__Extract to read__:
But enough preaching.  Here’s a little story about the military which I think hints at the real nature of soldiers everywhere.

Years ago, when Fort Benjamin Harrison was still a functioning military post, I happened to be passing through Indianapolis and stayed at a motel on the Eastern outskirts of the town.  It was one of those places that offered a free “continental” breakfast: cheap, sugary puffers the like of which the continent has never seen.  But there was a small group of National Guard soldiers staying there, on their way to weekend training, and soldiers never pass up free food.  They filled the breakfast area while I was swilling down bad coffee the next morning.

At one point, a young woman stood up and introduced herself as Sergeant Johnson, their guide to Fort Harrison, since apparently most of them had never been there.  In a typical crisp military vernacular, she proceeded to delineate a long and complex series of instructions on how to get there, complete with road intersections, traffic lights, and, in one case, UTM coordinates.  As she finished and sat down, a young lieutenant near me turned to his companion, an old, grizzled sergeant.

“You get that?” he asked, in his best command voice.

Yes sir,” the sergeant replied, “Follow Sergeant Johnson.”

__Records__:
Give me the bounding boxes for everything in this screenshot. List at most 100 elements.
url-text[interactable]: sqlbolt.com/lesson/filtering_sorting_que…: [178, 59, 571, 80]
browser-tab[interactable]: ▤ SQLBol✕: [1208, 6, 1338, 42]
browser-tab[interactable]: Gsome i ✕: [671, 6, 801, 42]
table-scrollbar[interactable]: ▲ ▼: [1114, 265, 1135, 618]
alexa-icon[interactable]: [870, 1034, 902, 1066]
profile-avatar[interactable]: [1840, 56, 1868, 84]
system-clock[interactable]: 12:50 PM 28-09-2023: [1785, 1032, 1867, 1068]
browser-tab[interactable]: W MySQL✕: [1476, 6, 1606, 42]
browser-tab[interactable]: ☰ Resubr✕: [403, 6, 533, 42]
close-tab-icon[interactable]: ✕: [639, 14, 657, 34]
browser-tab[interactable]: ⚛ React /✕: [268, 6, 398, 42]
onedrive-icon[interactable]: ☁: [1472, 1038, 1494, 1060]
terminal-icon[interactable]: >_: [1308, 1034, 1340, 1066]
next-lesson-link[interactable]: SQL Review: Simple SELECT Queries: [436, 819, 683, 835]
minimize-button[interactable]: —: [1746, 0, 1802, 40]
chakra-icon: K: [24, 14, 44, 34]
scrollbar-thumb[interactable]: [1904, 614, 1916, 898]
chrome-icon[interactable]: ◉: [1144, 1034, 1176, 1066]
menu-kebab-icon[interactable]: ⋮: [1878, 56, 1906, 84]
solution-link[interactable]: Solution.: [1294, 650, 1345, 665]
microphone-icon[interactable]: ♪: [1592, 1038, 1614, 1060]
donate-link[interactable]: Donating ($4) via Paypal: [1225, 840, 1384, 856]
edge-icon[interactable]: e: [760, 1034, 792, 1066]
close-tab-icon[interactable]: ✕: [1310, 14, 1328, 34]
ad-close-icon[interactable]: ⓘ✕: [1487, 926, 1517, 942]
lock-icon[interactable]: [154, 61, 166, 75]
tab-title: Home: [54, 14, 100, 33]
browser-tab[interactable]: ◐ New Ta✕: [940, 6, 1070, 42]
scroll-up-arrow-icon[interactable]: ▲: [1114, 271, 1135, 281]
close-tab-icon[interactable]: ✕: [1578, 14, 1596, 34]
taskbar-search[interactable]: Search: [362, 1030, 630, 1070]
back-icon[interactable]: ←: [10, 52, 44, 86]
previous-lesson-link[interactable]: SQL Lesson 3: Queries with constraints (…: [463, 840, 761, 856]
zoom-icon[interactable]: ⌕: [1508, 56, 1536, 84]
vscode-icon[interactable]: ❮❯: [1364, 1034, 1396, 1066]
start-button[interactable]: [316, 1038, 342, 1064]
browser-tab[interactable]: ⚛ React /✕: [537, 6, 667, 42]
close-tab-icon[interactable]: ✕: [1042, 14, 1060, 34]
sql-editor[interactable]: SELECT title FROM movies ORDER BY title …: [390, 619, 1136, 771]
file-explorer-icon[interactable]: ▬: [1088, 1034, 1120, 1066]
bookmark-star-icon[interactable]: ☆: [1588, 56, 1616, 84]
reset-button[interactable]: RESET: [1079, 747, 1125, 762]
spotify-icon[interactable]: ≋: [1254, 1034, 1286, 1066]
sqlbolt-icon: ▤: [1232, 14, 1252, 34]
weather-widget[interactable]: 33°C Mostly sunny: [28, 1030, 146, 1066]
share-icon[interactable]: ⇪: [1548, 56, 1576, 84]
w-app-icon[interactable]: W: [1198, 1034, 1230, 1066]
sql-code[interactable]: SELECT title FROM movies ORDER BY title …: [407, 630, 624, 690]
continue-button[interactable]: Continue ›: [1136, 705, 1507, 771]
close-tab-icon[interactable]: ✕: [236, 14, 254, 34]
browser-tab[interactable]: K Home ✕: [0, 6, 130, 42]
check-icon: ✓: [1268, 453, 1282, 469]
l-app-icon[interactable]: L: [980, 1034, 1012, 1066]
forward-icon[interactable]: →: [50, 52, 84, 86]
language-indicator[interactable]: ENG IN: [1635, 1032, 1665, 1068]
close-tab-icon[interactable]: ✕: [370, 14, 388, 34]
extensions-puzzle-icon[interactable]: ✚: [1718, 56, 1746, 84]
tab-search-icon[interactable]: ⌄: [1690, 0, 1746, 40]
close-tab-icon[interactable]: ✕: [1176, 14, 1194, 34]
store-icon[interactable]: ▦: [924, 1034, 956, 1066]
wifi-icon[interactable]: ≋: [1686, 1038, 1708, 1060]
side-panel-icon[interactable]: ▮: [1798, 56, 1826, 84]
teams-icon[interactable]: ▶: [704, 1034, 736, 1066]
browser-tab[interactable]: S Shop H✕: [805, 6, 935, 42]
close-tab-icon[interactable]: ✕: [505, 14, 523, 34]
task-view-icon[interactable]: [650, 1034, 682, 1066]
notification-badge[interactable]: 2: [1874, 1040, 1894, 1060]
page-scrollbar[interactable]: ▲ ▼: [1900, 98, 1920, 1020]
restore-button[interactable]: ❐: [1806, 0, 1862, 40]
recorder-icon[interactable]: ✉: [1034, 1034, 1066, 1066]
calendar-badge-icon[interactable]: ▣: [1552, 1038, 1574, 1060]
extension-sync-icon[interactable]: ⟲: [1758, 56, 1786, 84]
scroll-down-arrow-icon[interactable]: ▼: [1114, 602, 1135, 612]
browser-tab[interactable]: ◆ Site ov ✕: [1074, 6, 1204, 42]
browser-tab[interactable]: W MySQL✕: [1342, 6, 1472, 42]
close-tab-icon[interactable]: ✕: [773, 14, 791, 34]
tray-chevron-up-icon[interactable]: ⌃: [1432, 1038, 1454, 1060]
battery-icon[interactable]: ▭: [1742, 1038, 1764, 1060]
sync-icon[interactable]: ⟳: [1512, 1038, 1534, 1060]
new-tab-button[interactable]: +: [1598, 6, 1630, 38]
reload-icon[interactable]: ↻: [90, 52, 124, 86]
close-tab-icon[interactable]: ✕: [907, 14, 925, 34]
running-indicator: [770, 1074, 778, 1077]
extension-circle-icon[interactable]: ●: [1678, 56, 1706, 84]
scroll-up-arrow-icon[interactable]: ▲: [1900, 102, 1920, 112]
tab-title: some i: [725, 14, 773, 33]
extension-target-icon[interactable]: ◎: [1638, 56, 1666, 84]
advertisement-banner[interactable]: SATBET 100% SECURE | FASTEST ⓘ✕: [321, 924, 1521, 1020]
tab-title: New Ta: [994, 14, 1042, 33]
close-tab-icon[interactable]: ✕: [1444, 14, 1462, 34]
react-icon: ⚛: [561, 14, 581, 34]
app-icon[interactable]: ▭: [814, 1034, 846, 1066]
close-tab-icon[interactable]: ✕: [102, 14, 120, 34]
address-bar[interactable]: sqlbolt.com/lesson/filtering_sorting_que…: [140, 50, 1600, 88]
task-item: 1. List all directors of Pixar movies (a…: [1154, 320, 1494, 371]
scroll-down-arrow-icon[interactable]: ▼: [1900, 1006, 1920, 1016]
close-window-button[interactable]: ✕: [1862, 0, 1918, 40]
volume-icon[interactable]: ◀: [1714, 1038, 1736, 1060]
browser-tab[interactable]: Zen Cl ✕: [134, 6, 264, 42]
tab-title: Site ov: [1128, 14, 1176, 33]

__What is being asked__:
Answer these about the Fort Harrison story:
(a) Where was the motel where the narrator stayed?
(b) Who was the small group staying there, and where were they headed?
(c) What role did Sergeant Johnson say she had?
Answer from the Fort Harrison story alone, not from the rows.

__Exercise result__:
(a) On the Eastern outskirts of Indianapolis.
(b) National Guard soldiers on their way to weekend training.
(c) She was their guide to Fort Harrison.